# Exercise brief
Using the data below, determine the number of lines that include the string "واحدة". Write only that number.

[Collection entries]
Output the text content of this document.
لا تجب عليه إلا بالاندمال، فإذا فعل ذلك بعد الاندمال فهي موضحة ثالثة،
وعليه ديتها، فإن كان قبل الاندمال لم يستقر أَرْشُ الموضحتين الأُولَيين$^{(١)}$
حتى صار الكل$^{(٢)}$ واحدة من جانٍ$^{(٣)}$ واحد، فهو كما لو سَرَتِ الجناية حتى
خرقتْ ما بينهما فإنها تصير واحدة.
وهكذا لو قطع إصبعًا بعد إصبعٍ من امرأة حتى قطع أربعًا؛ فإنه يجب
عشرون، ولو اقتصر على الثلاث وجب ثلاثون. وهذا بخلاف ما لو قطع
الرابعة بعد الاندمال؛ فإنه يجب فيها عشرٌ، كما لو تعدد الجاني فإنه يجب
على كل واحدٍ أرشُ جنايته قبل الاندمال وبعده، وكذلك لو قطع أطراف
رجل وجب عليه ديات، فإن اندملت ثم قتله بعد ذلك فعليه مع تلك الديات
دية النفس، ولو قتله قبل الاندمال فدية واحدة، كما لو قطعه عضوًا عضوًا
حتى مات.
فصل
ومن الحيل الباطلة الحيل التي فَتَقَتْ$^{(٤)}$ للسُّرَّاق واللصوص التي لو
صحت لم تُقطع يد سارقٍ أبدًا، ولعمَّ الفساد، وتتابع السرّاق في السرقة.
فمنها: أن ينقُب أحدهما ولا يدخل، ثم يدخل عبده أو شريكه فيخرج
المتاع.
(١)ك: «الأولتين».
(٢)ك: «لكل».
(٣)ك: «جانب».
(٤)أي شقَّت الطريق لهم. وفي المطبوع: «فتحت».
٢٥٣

# Exercise solution
3